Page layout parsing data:
::::::

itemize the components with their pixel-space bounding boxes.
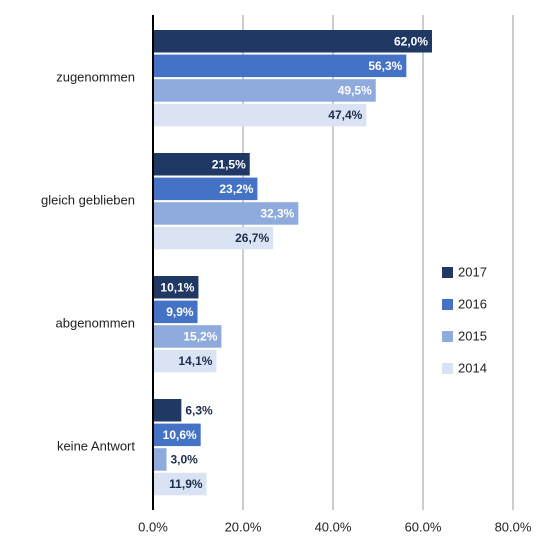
x-tick-label: 60.0% [405,519,442,534]
value-label: 21,5% [212,157,246,171]
x-tick-label: 80.0% [495,519,532,534]
x-tick-label: 20.0% [225,519,262,534]
bar [153,448,167,471]
bar [153,276,199,299]
value-label: 10,1% [160,280,194,294]
x-tick-label: 40.0% [315,519,352,534]
bar [153,325,222,348]
bar [153,226,274,250]
value-label: 9,9% [166,305,194,319]
bar [153,202,299,225]
category-label: gleich geblieben [41,193,135,208]
value-label: 3,0% [171,453,199,467]
value-label: 47,4% [328,108,362,122]
value-label: 6,3% [185,403,213,417]
value-label: 15,2% [183,330,217,344]
bar [153,423,201,447]
legend-label: 2014 [458,360,487,375]
bar [153,177,258,201]
value-label: 32,3% [260,207,294,221]
x-tick-label: 0.0% [138,519,168,534]
bar [153,153,250,176]
value-label: 26,7% [235,231,269,245]
value-label: 23,2% [219,182,253,196]
bar [153,103,367,127]
value-label: 62,0% [394,34,428,48]
category-label: abgenommen [56,316,136,331]
bar [153,54,407,78]
legend-swatch [442,331,453,342]
legend-label: 2016 [458,296,487,311]
category-label: zugenommen [56,70,135,85]
value-label: 10,6% [163,428,197,442]
legend-label: 2017 [458,264,487,279]
legend-swatch [442,267,453,278]
value-label: 56,3% [368,59,402,73]
bar [153,399,182,422]
bar [153,349,217,373]
category-label: keine Antwort [57,439,135,454]
legend-label: 2015 [458,328,487,343]
value-label: 14,1% [178,354,212,368]
bar [153,79,376,102]
legend-swatch [442,363,453,374]
value-label: 49,5% [338,84,372,98]
bar [153,300,198,324]
value-label: 11,9% [169,477,203,491]
bar [153,30,432,53]
legend-swatch [442,299,453,310]
bar [153,472,207,496]
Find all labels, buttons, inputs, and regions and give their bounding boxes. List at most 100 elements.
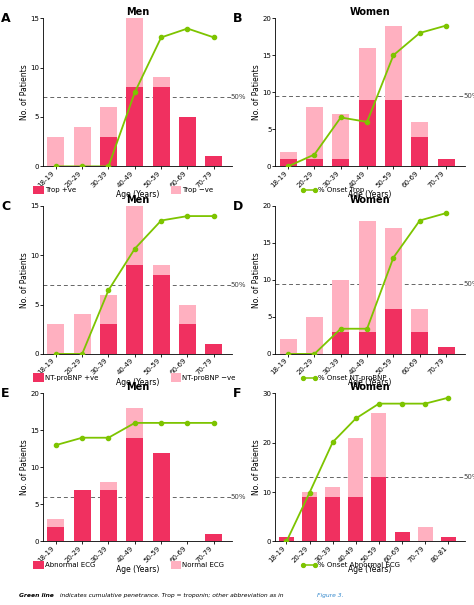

::::::

• _ACTIVITY_
Please copy every entry exactly, without the pictures.

• _ANSWER SPACE_
itemize the components with their pixel-space bounding boxes.
x-tick-label: 60.0% [405,519,442,534]
value-label: 21,5% [212,157,246,171]
x-tick-label: 80.0% [495,519,532,534]
x-tick-label: 20.0% [225,519,262,534]
bar [153,448,167,471]
bar [153,276,199,299]
value-label: 10,1% [160,280,194,294]
x-tick-label: 40.0% [315,519,352,534]
bar [153,325,222,348]
bar [153,226,274,250]
value-label: 9,9% [166,305,194,319]
bar [153,202,299,225]
category-label: gleich geblieben [41,193,135,208]
value-label: 3,0% [171,453,199,467]
value-label: 47,4% [328,108,362,122]
value-label: 6,3% [185,403,213,417]
value-label: 15,2% [183,330,217,344]
bar [153,423,201,447]
legend-label: 2014 [458,360,487,375]
bar [153,177,258,201]
value-label: 32,3% [260,207,294,221]
x-tick-label: 0.0% [138,519,168,534]
bar [153,153,250,176]
value-label: 26,7% [235,231,269,245]
value-label: 23,2% [219,182,253,196]
bar [153,103,367,127]
value-label: 62,0% [394,34,428,48]
category-label: abgenommen [56,316,136,331]
bar [153,54,407,78]
legend-swatch [442,331,453,342]
legend-label: 2016 [458,296,487,311]
category-label: zugenommen [56,70,135,85]
value-label: 10,6% [163,428,197,442]
legend-label: 2017 [458,264,487,279]
legend-swatch [442,267,453,278]
value-label: 56,3% [368,59,402,73]
bar [153,399,182,422]
bar [153,349,217,373]
category-label: keine Antwort [57,439,135,454]
legend-label: 2015 [458,328,487,343]
value-label: 14,1% [178,354,212,368]
bar [153,79,376,102]
legend-swatch [442,363,453,374]
value-label: 49,5% [338,84,372,98]
bar [153,300,198,324]
value-label: 11,9% [169,477,203,491]
bar [153,30,432,53]
legend-swatch [442,299,453,310]
bar [153,472,207,496]
Find all labels, buttons, inputs, and regions and give their bounding boxes. List at most 100 elements.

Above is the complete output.